THE EXERCISE
Restate the records in their entirety, word for word.

GIVEN RECORDS

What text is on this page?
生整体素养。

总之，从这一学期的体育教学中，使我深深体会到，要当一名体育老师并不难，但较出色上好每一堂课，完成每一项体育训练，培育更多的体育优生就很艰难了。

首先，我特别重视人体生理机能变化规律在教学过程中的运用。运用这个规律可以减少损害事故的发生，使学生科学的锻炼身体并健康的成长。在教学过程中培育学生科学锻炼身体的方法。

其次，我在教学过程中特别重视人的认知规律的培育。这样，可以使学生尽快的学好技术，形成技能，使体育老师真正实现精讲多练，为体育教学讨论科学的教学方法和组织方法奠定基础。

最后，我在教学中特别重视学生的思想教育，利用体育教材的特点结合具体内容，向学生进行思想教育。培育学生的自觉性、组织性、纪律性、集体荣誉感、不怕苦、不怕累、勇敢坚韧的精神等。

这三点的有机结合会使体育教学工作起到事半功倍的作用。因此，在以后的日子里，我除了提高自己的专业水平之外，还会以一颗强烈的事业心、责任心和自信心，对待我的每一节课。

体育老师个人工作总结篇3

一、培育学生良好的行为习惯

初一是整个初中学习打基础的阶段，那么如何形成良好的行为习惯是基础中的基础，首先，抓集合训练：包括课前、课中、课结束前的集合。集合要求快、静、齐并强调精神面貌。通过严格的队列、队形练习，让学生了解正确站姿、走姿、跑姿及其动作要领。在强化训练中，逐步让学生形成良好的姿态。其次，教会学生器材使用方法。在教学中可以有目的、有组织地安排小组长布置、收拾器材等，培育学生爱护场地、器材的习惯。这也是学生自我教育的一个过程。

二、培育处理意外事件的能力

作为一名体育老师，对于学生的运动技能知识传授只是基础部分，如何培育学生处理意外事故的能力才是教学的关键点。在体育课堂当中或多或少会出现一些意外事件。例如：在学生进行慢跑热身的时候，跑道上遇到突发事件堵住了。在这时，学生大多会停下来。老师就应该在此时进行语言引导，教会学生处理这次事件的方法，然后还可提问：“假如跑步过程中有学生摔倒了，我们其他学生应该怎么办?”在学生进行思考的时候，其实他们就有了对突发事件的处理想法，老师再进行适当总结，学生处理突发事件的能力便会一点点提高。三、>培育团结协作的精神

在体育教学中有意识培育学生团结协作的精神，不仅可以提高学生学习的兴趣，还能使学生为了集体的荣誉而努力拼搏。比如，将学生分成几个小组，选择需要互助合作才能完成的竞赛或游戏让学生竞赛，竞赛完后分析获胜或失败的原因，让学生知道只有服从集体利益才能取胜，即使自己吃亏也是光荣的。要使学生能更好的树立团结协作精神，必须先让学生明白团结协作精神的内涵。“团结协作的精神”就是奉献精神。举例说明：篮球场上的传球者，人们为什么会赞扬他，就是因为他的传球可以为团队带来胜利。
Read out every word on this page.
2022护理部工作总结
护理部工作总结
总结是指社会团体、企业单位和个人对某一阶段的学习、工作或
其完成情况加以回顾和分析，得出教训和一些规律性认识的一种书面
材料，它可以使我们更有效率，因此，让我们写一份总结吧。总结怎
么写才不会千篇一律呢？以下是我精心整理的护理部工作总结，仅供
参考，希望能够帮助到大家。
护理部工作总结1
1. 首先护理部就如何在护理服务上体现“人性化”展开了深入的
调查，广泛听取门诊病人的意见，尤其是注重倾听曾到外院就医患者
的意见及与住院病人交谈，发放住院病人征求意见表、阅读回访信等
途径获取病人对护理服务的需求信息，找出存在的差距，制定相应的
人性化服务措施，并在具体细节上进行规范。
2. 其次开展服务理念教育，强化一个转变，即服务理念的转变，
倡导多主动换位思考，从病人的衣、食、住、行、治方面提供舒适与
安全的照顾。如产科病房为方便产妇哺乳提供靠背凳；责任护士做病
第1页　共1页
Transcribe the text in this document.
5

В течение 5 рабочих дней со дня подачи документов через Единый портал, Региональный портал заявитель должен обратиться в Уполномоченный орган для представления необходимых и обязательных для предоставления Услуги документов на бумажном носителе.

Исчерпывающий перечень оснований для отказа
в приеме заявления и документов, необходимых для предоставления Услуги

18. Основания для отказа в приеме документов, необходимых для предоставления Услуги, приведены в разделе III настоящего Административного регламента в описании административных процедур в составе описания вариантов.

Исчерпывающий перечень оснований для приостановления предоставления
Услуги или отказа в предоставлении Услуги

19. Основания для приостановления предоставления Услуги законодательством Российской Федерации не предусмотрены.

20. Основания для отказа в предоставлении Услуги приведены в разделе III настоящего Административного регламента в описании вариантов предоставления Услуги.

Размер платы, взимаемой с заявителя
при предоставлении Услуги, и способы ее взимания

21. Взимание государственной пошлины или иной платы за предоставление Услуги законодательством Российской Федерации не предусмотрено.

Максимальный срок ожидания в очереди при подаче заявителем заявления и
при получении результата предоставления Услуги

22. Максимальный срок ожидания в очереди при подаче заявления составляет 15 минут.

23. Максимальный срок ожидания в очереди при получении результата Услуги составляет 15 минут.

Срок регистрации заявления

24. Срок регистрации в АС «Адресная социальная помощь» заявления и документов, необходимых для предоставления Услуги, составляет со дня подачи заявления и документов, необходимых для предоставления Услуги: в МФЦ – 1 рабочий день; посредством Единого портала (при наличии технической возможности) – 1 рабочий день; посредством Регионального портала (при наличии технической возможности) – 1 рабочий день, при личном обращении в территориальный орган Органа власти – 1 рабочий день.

SOLUTION TO THE EXERCISE
What text is on this page?
生整体素养。

总之，从这一学期的体育教学中，使我深深体会到，要当一名体育老师并不难，但较出色上好每一堂课，完成每一项体育训练，培育更多的体育优生就很艰难了。

首先，我特别重视人体生理机能变化规律在教学过程中的运用。运用这个规律可以减少损害事故的发生，使学生科学的锻炼身体并健康的成长。在教学过程中培育学生科学锻炼身体的方法。

其次，我在教学过程中特别重视人的认知规律的培育。这样，可以使学生尽快的学好技术，形成技能，使体育老师真正实现精讲多练，为体育教学讨论科学的教学方法和组织方法奠定基础。

最后，我在教学中特别重视学生的思想教育，利用体育教材的特点结合具体内容，向学生进行思想教育。培育学生的自觉性、组织性、纪律性、集体荣誉感、不怕苦、不怕累、勇敢坚韧的精神等。

这三点的有机结合会使体育教学工作起到事半功倍的作用。因此，在以后的日子里，我除了提高自己的专业水平之外，还会以一颗强烈的事业心、责任心和自信心，对待我的每一节课。

体育老师个人工作总结篇3

一、培育学生良好的行为习惯

初一是整个初中学习打基础的阶段，那么如何形成良好的行为习惯是基础中的基础，首先，抓集合训练：包括课前、课中、课结束前的集合。集合要求快、静、齐并强调精神面貌。通过严格的队列、队形练习，让学生了解正确站姿、走姿、跑姿及其动作要领。在强化训练中，逐步让学生形成良好的姿态。其次，教会学生器材使用方法。在教学中可以有目的、有组织地安排小组长布置、收拾器材等，培育学生爱护场地、器材的习惯。这也是学生自我教育的一个过程。

二、培育处理意外事件的能力

作为一名体育老师，对于学生的运动技能知识传授只是基础部分，如何培育学生处理意外事故的能力才是教学的关键点。在体育课堂当中或多或少会出现一些意外事件。例如：在学生进行慢跑热身的时候，跑道上遇到突发事件堵住了。在这时，学生大多会停下来。老师就应该在此时进行语言引导，教会学生处理这次事件的方法，然后还可提问：“假如跑步过程中有学生摔倒了，我们其他学生应该怎么办?”在学生进行思考的时候，其实他们就有了对突发事件的处理想法，老师再进行适当总结，学生处理突发事件的能力便会一点点提高。三、>培育团结协作的精神

在体育教学中有意识培育学生团结协作的精神，不仅可以提高学生学习的兴趣，还能使学生为了集体的荣誉而努力拼搏。比如，将学生分成几个小组，选择需要互助合作才能完成的竞赛或游戏让学生竞赛，竞赛完后分析获胜或失败的原因，让学生知道只有服从集体利益才能取胜，即使自己吃亏也是光荣的。要使学生能更好的树立团结协作精神，必须先让学生明白团结协作精神的内涵。“团结协作的精神”就是奉献精神。举例说明：篮球场上的传球者，人们为什么会赞扬他，就是因为他的传球可以为团队带来胜利。
Read out every word on this page.
2022护理部工作总结
护理部工作总结
总结是指社会团体、企业单位和个人对某一阶段的学习、工作或
其完成情况加以回顾和分析，得出教训和一些规律性认识的一种书面
材料，它可以使我们更有效率，因此，让我们写一份总结吧。总结怎
么写才不会千篇一律呢？以下是我精心整理的护理部工作总结，仅供
参考，希望能够帮助到大家。
护理部工作总结1
1. 首先护理部就如何在护理服务上体现“人性化”展开了深入的
调查，广泛听取门诊病人的意见，尤其是注重倾听曾到外院就医患者
的意见及与住院病人交谈，发放住院病人征求意见表、阅读回访信等
途径获取病人对护理服务的需求信息，找出存在的差距，制定相应的
人性化服务措施，并在具体细节上进行规范。
2. 其次开展服务理念教育，强化一个转变，即服务理念的转变，
倡导多主动换位思考，从病人的衣、食、住、行、治方面提供舒适与
安全的照顾。如产科病房为方便产妇哺乳提供靠背凳；责任护士做病
第1页　共1页
Transcribe the text in this document.
5

В течение 5 рабочих дней со дня подачи документов через Единый портал, Региональный портал заявитель должен обратиться в Уполномоченный орган для представления необходимых и обязательных для предоставления Услуги документов на бумажном носителе.

Исчерпывающий перечень оснований для отказа
в приеме заявления и документов, необходимых для предоставления Услуги

18. Основания для отказа в приеме документов, необходимых для предоставления Услуги, приведены в разделе III настоящего Административного регламента в описании административных процедур в составе описания вариантов.

Исчерпывающий перечень оснований для приостановления предоставления
Услуги или отказа в предоставлении Услуги

19. Основания для приостановления предоставления Услуги законодательством Российской Федерации не предусмотрены.

20. Основания для отказа в предоставлении Услуги приведены в разделе III настоящего Административного регламента в описании вариантов предоставления Услуги.

Размер платы, взимаемой с заявителя
при предоставлении Услуги, и способы ее взимания

21. Взимание государственной пошлины или иной платы за предоставление Услуги законодательством Российской Федерации не предусмотрено.

Максимальный срок ожидания в очереди при подаче заявителем заявления и
при получении результата предоставления Услуги

22. Максимальный срок ожидания в очереди при подаче заявления составляет 15 минут.

23. Максимальный срок ожидания в очереди при получении результата Услуги составляет 15 минут.

Срок регистрации заявления

24. Срок регистрации в АС «Адресная социальная помощь» заявления и документов, необходимых для предоставления Услуги, составляет со дня подачи заявления и документов, необходимых для предоставления Услуги: в МФЦ – 1 рабочий день; посредством Единого портала (при наличии технической возможности) – 1 рабочий день; посредством Регионального портала (при наличии технической возможности) – 1 рабочий день, при личном обращении в территориальный орган Органа власти – 1 рабочий день.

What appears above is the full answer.